WRITTEN TASK: Look for "background" in the listing below. Gather each line that contains it.

Dataset items:
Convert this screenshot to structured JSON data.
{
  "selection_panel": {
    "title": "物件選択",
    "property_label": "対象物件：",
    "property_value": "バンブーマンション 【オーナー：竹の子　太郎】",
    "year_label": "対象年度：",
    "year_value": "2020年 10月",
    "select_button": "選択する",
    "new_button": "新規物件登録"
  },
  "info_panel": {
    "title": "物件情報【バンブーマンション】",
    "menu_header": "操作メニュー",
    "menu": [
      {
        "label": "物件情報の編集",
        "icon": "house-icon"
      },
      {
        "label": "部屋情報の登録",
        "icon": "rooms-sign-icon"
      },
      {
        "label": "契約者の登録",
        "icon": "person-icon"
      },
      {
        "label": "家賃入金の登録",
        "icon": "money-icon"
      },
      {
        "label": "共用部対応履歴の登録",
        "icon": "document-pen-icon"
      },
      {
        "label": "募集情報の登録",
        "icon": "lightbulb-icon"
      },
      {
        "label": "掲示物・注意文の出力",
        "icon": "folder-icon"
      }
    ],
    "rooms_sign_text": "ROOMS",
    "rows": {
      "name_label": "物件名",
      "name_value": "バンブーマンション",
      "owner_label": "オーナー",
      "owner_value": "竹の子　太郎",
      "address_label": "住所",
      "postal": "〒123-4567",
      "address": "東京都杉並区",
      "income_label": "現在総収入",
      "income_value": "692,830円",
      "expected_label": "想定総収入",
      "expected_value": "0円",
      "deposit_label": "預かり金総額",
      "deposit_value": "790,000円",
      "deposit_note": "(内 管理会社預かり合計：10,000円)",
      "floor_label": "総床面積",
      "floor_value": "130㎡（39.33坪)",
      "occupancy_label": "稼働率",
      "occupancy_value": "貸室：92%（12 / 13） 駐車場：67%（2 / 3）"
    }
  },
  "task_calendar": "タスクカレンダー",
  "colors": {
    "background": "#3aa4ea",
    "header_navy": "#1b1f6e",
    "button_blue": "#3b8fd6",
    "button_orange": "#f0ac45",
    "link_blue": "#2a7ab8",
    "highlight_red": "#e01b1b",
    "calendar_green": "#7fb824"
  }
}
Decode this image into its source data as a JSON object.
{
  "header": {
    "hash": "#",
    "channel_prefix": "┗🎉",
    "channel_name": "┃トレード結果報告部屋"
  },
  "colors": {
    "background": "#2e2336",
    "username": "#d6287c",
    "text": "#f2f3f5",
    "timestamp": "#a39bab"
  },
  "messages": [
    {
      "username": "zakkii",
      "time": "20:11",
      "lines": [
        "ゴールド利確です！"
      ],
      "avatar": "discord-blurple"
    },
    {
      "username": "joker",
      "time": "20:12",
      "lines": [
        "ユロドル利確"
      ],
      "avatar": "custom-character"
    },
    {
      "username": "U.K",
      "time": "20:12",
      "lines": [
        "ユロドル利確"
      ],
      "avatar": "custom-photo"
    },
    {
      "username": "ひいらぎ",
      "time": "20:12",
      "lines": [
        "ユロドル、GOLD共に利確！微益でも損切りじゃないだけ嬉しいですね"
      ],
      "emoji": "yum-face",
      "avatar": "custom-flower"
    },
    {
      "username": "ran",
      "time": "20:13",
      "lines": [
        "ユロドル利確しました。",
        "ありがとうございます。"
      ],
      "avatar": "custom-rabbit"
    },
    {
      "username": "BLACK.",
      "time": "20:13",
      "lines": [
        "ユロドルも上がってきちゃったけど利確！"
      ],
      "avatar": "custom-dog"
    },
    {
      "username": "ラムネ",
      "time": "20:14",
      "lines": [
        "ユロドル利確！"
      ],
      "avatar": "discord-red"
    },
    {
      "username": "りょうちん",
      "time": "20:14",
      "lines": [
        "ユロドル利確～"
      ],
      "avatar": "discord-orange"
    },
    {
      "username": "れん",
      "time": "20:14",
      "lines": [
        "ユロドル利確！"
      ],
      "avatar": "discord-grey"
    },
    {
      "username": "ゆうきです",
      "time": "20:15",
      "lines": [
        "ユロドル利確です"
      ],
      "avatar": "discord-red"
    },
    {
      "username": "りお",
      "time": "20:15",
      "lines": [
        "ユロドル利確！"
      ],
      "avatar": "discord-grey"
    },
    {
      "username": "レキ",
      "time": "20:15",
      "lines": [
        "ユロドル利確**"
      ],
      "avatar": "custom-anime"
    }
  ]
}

WORKED ANSWER:
    "background": "#3aa4ea",
    "background": "#2e2336",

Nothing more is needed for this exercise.